Directive A: Can you reproduce word for word the rows below, from the very first row up to and including the row containing "new-file-icon[interactable] <box>4 53"?

If I Were To Say "Brest-"

BE QUIET YOU SNICKERING PERVERTS!

I warn you, the Remote Nuclear Detonator needs a trial run.  Okay, you may be confusing today's title city with YES IT'S A CITY NOT A MIS-SPELLED FEMALE the port in France, which is quite understandable.  Art!


     The castle at Brest.  This city got a fearful knocking-about in the Second Unpleasantness, which reflects another Brest, except this one is at the other end of Europe.  Art!


     This is Brest in what we used to call "White Russia", which you may be more familiar with as 'Belorussia'.  I do hope this isn't too confusing.  Bear with me, there's lots more to come!

     Okay, let us cast our minds back to 1917, and thus let us prod Art with the electrically-aware staff of succour -


     Hmmm just about the opposite of what I wanted.

     OKAY! you may recall that Russia is a hard party to knock out of any international internecine competitions you may be having, such as the First Unpleasantness.  The Teutons managed to inveigle their Slavic cousins into a second revolution in the year 1917, after which they imposed what was seen globally as a swingeing, punitive, hateful and thoroughly unpleasant 'peace treaty'.  This was signed at Brest-Litovsk in March of 1918.  Which was basically the Ruffians admitting to being at fault, agreeing to pay off huge fines, suppling the Teuton's occupying army with food, passing the port to both port AND starboard, adjusting the calendar and adopting 31st Of June as National The Comsat Angels Day in perpetuity.  Art!

     

Perhaps not that last one

     This was a bitter pill to swallow as regards the Austro-Hungarians, since the Ruffians had been giving them a right shoeing since mid-1916.  The Teutons, who might be cads but whom weren't stupid, knew that the Bolshies would stab them in the back at the first opportunity, which meant keeping 150,000 Teuton soldiers ensconced on Ruffian soil as 'Oberkommando Ost'.

Directive B: In the post about Brest, how would you shorten the paragraph beginning "This was a bitter pill to swallow" while keeping its main facts?

Record excerpts:
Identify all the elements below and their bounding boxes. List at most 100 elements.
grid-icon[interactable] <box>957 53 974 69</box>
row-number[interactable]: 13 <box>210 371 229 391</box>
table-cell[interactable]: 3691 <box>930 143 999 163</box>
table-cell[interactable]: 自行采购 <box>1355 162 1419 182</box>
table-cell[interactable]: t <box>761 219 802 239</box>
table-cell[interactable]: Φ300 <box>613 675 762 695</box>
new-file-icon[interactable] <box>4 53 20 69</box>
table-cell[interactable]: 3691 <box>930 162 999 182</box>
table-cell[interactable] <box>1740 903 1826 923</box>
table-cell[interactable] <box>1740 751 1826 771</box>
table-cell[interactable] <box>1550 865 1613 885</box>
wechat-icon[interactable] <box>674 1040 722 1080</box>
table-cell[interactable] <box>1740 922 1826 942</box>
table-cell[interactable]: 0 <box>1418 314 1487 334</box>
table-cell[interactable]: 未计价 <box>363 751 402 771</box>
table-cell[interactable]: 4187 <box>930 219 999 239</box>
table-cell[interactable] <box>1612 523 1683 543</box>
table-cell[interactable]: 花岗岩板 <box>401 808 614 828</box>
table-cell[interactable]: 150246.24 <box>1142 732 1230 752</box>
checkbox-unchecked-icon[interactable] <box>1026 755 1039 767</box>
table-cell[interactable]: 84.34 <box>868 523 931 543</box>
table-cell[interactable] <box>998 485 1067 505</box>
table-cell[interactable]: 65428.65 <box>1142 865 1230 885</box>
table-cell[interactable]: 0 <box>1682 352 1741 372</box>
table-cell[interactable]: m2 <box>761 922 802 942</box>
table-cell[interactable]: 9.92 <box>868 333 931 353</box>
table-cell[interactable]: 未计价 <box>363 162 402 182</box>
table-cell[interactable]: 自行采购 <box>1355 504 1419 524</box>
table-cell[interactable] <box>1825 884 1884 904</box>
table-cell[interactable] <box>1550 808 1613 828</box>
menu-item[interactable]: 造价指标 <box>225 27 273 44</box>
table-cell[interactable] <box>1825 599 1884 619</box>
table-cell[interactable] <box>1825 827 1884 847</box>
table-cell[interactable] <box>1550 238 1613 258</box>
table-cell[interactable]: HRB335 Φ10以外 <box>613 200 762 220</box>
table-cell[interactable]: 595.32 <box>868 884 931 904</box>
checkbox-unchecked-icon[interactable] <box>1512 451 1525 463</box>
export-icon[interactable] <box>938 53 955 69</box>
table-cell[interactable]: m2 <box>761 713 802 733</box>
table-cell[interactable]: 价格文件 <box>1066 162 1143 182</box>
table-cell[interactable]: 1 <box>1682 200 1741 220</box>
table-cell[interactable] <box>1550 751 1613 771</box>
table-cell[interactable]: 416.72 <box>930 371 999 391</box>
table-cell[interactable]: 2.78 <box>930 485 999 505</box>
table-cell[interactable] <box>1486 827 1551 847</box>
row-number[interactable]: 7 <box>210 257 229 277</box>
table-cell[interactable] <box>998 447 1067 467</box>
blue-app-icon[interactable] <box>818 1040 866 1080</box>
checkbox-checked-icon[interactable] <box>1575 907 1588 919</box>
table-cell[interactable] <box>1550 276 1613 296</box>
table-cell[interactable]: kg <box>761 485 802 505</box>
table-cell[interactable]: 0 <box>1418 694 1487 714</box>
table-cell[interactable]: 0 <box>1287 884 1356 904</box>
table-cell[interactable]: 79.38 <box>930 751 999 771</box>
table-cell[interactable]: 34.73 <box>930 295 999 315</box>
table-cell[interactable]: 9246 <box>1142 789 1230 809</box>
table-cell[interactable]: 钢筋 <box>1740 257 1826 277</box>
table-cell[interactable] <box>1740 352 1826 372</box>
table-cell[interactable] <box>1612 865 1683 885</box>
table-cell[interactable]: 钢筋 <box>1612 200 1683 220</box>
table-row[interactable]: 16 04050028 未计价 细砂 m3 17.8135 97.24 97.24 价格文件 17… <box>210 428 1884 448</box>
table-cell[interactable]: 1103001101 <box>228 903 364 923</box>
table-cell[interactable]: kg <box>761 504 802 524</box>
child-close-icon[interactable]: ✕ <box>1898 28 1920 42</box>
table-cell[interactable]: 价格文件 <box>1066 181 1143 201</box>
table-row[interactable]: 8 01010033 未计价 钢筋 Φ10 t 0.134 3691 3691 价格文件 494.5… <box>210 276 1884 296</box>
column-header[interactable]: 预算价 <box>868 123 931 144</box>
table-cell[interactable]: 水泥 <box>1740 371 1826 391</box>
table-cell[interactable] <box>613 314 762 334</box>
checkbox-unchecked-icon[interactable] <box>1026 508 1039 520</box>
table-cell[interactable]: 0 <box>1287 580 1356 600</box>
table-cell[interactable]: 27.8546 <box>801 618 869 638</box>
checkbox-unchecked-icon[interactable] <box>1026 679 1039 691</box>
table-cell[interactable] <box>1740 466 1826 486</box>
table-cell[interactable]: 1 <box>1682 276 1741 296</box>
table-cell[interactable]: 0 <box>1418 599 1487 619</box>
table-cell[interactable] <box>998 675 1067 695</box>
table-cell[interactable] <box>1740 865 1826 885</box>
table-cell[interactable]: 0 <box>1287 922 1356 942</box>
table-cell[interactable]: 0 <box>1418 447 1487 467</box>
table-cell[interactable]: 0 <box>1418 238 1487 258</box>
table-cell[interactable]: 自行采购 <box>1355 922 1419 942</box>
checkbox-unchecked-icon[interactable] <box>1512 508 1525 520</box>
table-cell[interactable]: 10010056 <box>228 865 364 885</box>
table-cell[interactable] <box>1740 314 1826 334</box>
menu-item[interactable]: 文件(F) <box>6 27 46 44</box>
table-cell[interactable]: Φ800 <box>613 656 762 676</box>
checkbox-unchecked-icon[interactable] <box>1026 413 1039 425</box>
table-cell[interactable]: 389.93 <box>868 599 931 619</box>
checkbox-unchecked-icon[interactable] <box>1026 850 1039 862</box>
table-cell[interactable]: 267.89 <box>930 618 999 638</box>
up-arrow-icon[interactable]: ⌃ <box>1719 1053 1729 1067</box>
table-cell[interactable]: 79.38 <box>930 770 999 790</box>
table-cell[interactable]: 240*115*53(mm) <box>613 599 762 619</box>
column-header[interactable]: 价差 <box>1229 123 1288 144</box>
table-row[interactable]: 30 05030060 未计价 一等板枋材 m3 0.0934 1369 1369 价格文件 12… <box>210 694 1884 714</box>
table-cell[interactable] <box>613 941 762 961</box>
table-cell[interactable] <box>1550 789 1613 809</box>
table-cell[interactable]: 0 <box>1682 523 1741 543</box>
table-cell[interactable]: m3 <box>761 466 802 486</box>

Task output A:
Identify all the elements below and their bounding boxes. List at most 100 elements.
grid-icon[interactable] <box>957 53 974 69</box>
row-number[interactable]: 13 <box>210 371 229 391</box>
table-cell[interactable]: 3691 <box>930 143 999 163</box>
table-cell[interactable]: 自行采购 <box>1355 162 1419 182</box>
table-cell[interactable]: t <box>761 219 802 239</box>
table-cell[interactable]: Φ300 <box>613 675 762 695</box>
new-file-icon[interactable] <box>4 53 20 69</box>

Task output B: This was hard on the Austro-Hungarians, since the Ruffians had been beating them since mid-1916. The Teutons expected the Bolshies to betray them at the first opportunity, so they kept 150,000 soldiers on Ruffian soil as 'Oberkommando Ost'.